::: Record extracts :::

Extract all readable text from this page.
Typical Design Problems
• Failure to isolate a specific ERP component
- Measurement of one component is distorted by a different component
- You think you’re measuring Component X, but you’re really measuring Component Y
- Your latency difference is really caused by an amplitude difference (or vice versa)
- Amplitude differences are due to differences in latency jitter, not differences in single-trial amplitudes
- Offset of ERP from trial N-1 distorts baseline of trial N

:::
::: Record extracts :::

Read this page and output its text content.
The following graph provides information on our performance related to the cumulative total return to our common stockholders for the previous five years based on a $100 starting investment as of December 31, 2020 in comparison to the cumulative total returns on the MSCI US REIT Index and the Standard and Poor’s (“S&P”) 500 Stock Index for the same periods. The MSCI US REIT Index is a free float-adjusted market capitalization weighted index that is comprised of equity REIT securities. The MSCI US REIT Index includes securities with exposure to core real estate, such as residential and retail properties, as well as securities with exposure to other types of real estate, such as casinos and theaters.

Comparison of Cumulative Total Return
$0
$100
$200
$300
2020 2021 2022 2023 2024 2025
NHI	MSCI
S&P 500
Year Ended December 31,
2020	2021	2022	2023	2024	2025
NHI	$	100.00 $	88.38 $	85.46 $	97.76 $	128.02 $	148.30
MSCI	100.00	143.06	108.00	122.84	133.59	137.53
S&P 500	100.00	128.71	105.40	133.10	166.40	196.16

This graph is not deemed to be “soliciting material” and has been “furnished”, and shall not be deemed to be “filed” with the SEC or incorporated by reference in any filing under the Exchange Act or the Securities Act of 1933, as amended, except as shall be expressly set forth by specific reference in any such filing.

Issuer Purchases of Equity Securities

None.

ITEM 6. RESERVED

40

:::

- _What is required_
Find all the lines containing "trial" in the material, then copy them.

- _Answer to the exercise_
- Amplitude differences are due to differences in latency jitter, not differences in single-trial amplitudes
- Offset of ERP from trial N-1 distorts baseline of trial N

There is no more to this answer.